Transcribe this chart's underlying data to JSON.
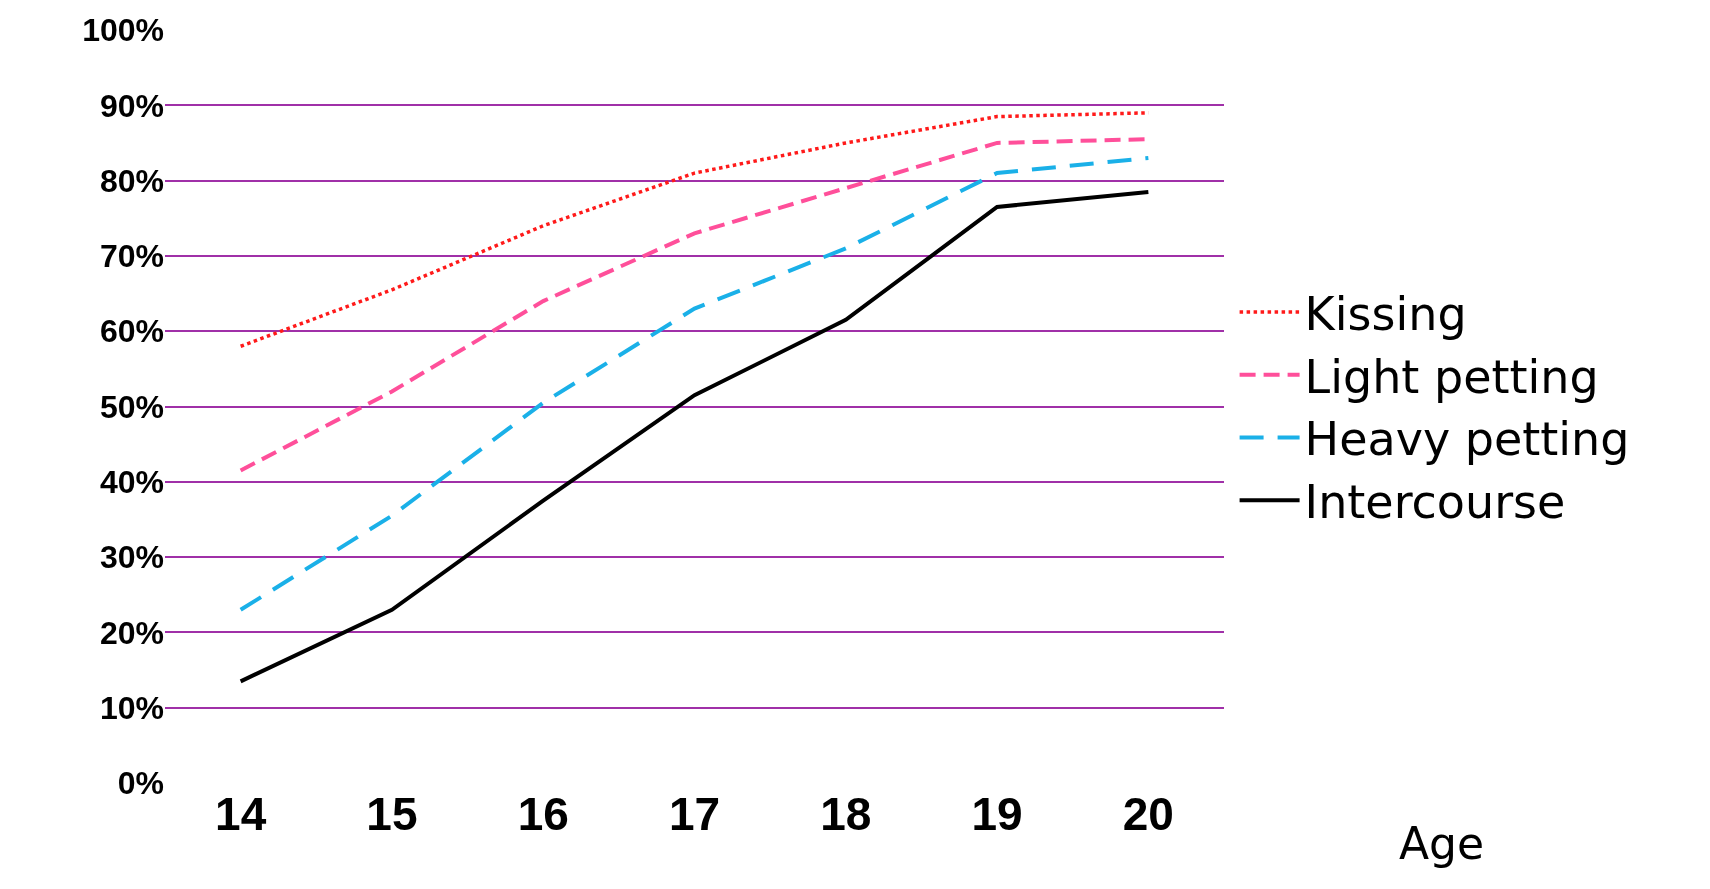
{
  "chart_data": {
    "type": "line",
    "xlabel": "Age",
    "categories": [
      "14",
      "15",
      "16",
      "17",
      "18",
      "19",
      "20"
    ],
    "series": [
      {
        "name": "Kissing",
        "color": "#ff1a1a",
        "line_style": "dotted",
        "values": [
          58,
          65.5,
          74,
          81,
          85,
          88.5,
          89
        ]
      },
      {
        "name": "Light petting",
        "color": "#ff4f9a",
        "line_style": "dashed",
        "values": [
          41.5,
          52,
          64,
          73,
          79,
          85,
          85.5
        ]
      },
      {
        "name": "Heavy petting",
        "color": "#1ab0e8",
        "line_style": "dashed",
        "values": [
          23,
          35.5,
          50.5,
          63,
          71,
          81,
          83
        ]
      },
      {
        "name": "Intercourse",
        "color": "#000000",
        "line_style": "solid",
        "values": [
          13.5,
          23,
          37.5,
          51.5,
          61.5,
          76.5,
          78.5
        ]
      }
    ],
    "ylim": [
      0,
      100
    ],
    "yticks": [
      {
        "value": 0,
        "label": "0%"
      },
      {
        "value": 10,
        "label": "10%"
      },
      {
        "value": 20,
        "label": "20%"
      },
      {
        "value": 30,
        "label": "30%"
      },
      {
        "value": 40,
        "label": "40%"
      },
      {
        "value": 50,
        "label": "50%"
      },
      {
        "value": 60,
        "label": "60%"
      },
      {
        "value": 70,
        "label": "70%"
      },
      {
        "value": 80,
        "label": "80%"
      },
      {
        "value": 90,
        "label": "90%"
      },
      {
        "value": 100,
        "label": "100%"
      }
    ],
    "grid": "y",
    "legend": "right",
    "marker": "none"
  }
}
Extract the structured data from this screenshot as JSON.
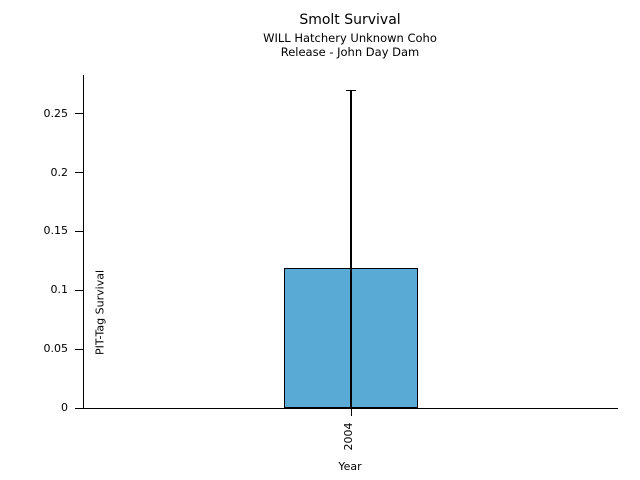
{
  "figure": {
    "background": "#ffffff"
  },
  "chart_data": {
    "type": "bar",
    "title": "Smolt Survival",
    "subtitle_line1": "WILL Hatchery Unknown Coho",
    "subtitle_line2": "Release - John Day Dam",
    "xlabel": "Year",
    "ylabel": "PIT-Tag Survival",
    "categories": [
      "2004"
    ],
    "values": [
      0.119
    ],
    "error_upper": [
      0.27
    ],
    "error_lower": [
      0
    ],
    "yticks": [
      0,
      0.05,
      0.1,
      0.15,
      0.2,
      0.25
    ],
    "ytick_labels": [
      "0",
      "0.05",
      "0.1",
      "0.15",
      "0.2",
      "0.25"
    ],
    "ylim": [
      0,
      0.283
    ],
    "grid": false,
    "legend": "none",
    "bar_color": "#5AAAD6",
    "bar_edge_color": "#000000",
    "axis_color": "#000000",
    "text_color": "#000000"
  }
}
▬▬▬
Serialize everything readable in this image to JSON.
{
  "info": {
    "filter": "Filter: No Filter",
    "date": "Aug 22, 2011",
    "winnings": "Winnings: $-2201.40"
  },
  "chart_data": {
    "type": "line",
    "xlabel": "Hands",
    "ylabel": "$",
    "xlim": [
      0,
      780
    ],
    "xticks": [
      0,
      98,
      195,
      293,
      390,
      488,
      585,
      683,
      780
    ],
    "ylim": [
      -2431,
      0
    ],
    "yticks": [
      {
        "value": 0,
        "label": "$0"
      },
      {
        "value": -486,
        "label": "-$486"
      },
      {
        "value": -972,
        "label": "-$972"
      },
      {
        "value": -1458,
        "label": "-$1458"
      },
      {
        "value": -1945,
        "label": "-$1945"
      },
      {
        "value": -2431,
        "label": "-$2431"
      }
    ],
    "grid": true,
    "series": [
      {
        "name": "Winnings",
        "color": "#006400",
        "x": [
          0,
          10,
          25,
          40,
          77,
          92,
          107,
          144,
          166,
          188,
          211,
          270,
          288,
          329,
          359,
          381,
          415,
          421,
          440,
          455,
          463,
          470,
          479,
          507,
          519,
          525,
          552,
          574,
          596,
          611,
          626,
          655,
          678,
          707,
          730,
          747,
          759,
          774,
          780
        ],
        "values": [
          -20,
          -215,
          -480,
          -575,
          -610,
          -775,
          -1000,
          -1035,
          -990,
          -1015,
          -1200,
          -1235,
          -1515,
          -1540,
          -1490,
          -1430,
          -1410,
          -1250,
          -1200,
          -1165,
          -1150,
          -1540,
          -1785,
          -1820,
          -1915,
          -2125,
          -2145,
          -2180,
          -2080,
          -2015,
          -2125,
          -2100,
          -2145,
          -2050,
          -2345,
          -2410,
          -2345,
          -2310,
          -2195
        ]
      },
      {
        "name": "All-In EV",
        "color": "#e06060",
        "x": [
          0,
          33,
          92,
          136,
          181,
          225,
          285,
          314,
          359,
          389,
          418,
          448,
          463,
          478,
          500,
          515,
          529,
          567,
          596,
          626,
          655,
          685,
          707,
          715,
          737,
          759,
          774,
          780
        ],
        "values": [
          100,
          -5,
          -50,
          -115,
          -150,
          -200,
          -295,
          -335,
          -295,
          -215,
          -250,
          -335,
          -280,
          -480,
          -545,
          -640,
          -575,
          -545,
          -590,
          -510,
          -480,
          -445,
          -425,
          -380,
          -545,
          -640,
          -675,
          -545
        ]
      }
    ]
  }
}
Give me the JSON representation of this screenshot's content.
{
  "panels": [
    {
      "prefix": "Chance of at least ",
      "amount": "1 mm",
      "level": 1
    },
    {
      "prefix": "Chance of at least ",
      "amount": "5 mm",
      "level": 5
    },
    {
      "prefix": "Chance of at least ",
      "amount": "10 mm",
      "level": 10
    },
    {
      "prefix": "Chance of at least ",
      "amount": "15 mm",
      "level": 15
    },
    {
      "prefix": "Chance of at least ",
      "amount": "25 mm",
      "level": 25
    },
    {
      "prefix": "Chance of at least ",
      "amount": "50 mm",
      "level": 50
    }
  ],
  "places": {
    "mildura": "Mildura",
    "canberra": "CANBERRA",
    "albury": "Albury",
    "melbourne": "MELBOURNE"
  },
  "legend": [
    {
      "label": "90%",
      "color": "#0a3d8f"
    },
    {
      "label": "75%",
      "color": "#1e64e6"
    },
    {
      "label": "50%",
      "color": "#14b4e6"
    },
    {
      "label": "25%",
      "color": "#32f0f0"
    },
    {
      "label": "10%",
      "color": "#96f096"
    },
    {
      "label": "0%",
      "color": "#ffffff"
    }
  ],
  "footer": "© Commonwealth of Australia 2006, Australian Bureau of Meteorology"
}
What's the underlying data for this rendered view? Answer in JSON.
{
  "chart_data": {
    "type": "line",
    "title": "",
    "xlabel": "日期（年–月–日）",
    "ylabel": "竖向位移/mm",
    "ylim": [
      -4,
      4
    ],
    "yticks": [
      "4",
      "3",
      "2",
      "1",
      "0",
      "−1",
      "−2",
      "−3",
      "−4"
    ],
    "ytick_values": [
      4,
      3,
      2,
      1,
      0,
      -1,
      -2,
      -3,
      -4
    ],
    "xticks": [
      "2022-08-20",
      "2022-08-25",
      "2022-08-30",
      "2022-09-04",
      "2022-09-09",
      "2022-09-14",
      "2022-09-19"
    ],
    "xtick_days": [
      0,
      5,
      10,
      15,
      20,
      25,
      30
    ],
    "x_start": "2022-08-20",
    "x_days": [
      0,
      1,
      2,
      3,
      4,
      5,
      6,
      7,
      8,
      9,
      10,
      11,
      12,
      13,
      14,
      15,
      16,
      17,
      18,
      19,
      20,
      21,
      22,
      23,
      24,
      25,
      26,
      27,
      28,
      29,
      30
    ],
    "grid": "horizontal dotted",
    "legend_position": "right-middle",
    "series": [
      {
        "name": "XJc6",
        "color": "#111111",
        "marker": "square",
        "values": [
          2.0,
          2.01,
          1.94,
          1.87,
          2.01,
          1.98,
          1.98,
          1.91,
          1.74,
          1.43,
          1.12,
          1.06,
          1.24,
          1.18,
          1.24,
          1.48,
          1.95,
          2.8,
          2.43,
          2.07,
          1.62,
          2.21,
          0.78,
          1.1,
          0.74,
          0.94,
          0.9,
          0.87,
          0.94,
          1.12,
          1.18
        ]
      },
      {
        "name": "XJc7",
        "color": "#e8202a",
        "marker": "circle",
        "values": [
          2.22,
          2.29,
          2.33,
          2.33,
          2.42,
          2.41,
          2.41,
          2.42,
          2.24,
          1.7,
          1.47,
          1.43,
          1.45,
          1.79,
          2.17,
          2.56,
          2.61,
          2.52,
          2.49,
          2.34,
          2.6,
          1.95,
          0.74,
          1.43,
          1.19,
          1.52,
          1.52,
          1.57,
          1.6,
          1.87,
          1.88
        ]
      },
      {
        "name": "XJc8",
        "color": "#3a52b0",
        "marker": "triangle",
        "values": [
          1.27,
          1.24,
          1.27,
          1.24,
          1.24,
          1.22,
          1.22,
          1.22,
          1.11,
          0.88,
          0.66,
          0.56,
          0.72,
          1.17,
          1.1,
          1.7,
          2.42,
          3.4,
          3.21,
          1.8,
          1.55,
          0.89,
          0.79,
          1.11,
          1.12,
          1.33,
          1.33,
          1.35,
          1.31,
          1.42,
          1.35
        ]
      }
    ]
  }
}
▬▬▬
WHAT YOU ARE ASKED TO DO: Copy out the lines in which the string "grid" appears.

SOLVED EXERCISE:
    "grid": "y",
    "grid": false,
    "grid": true,
    "grid": "horizontal dotted",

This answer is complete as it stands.